● **TO DO**
Pick every line from the data that holds the word "Műszaki".

● **DATASET RECORDS**

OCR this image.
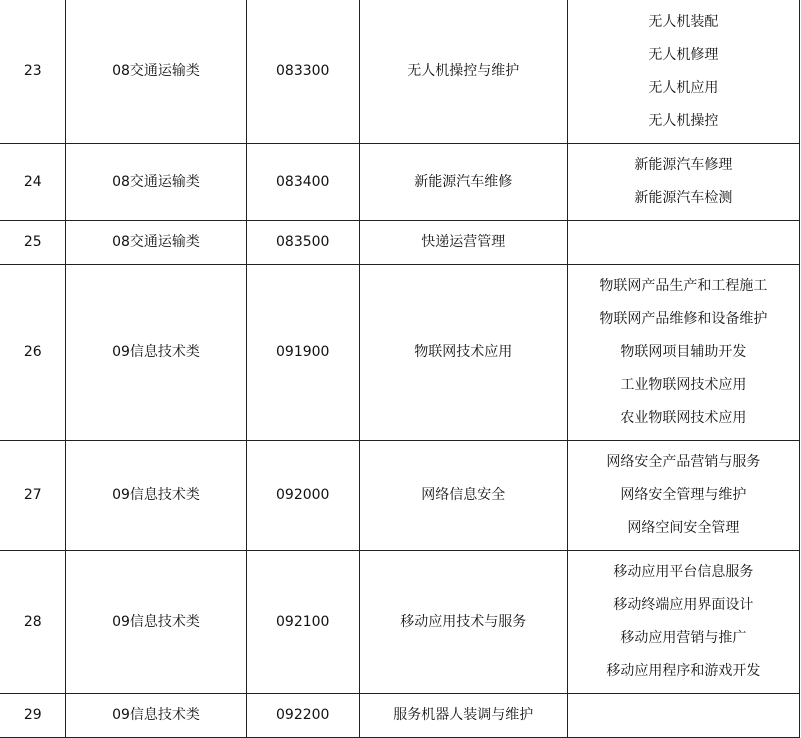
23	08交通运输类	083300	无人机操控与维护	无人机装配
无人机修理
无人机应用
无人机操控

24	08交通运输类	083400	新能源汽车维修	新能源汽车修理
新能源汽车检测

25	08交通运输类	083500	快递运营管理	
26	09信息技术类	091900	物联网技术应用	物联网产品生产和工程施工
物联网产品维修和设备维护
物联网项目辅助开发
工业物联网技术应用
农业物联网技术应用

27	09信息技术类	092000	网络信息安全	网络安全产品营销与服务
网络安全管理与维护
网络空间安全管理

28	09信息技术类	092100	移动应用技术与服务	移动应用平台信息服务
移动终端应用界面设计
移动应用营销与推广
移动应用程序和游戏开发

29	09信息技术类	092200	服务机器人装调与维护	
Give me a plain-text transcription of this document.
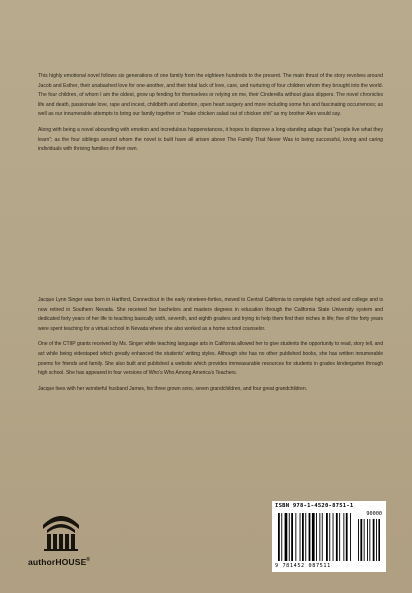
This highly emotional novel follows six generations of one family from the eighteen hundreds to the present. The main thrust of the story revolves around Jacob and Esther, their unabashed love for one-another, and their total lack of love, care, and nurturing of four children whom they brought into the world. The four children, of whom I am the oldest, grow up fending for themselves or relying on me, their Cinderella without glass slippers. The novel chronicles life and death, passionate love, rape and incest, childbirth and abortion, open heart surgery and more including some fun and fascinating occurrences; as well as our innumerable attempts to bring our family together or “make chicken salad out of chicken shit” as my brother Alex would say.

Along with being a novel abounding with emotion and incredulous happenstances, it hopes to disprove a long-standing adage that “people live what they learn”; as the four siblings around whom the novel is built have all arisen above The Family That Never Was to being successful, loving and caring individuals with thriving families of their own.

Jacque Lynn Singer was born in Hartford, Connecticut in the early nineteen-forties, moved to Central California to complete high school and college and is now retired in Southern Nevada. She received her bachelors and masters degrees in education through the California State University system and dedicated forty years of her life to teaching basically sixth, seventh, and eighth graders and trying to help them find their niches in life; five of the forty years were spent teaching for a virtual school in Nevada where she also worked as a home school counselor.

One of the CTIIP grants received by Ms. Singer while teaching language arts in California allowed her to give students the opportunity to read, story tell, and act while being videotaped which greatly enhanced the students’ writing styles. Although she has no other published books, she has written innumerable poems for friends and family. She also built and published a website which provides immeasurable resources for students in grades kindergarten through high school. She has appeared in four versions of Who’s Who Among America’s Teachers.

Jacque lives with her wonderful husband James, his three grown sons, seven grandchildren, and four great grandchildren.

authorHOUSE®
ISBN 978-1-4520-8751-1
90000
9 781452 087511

--

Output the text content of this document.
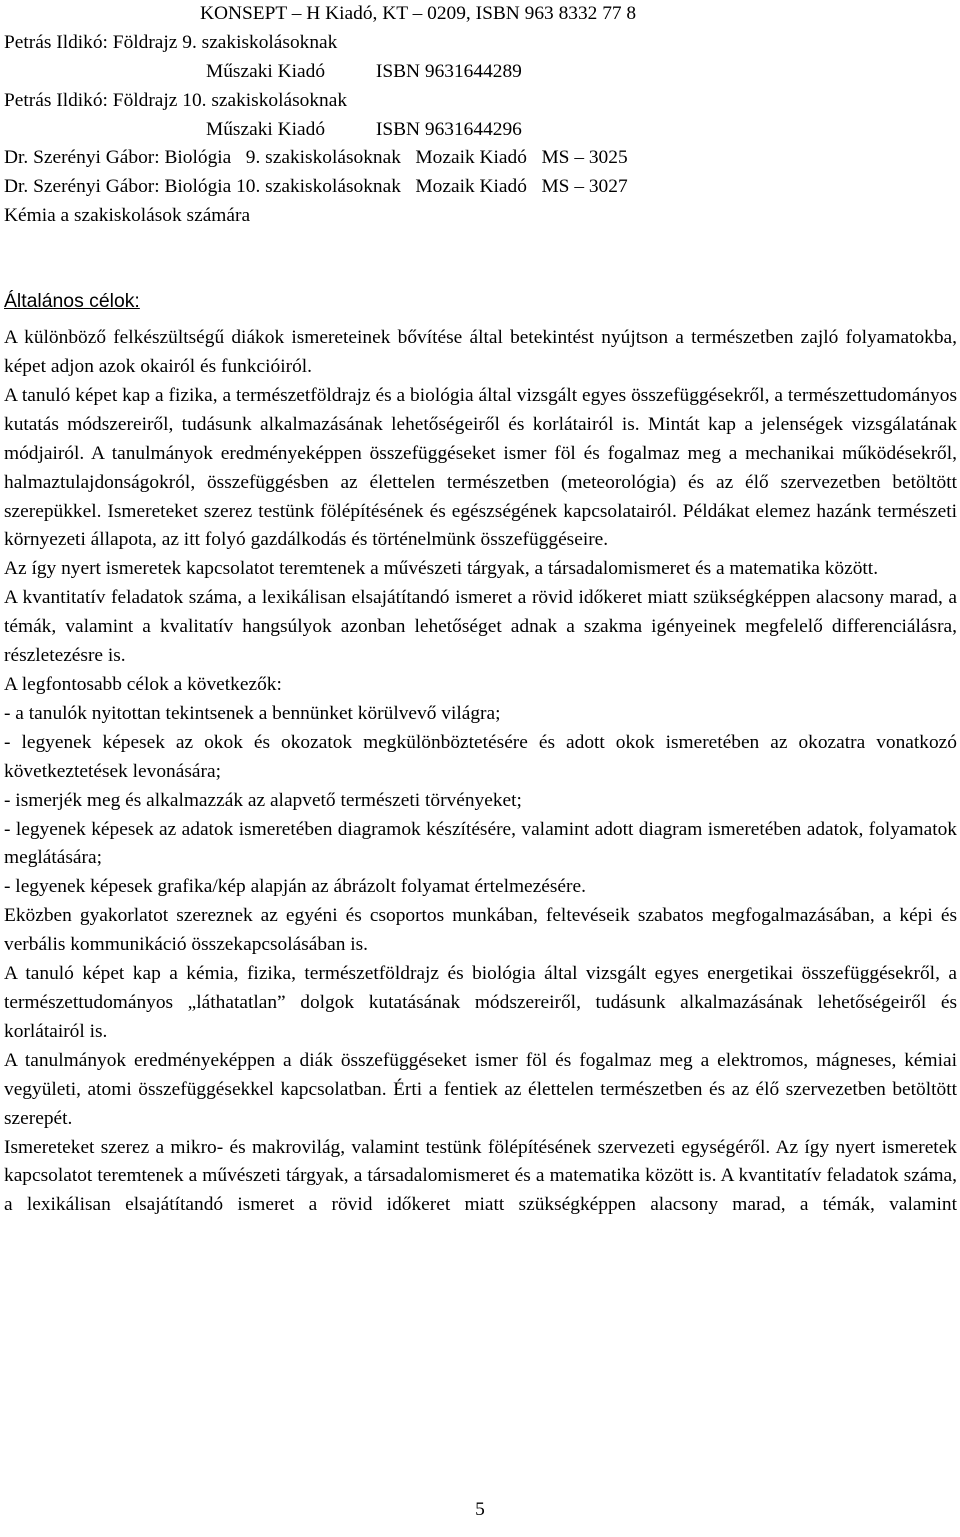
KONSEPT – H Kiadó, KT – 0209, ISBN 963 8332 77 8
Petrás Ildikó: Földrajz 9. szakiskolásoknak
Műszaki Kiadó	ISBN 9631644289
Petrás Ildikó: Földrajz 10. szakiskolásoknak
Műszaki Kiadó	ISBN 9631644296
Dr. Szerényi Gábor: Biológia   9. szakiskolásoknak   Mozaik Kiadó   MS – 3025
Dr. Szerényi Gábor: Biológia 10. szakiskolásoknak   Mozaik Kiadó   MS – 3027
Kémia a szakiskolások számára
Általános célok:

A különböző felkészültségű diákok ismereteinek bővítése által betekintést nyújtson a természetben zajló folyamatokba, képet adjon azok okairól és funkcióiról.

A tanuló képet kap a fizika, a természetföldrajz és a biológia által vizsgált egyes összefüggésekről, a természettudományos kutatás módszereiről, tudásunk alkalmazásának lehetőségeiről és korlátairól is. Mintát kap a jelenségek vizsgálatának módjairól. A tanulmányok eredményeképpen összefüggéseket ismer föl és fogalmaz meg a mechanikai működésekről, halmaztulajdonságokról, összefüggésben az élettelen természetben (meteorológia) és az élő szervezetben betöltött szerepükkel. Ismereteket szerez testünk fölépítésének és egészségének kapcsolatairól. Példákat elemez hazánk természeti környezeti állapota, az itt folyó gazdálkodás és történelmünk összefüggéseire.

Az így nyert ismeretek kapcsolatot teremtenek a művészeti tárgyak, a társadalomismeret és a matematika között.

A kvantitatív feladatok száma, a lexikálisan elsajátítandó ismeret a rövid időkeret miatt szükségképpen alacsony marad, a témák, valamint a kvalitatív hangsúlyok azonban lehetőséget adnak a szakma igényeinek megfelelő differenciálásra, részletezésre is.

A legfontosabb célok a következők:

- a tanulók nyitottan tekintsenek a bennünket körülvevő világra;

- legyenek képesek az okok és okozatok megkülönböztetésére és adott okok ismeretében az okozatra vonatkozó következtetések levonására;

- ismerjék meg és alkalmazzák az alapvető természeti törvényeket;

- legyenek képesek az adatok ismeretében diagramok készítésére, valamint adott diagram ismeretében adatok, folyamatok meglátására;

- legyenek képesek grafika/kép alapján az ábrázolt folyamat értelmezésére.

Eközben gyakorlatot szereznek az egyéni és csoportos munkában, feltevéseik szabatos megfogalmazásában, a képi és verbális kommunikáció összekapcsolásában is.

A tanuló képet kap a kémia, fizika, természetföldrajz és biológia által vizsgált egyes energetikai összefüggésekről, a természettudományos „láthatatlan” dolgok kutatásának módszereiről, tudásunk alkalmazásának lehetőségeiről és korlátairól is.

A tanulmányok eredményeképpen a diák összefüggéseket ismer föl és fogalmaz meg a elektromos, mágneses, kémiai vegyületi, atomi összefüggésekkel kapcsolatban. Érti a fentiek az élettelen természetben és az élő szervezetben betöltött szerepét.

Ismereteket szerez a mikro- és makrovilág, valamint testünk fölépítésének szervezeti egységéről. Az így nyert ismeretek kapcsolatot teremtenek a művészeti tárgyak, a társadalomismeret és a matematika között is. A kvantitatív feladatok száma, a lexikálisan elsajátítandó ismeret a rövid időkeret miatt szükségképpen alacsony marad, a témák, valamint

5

● **THE RESULT**
Műszaki Kiadó	ISBN 9631644289
Műszaki Kiadó	ISBN 9631644296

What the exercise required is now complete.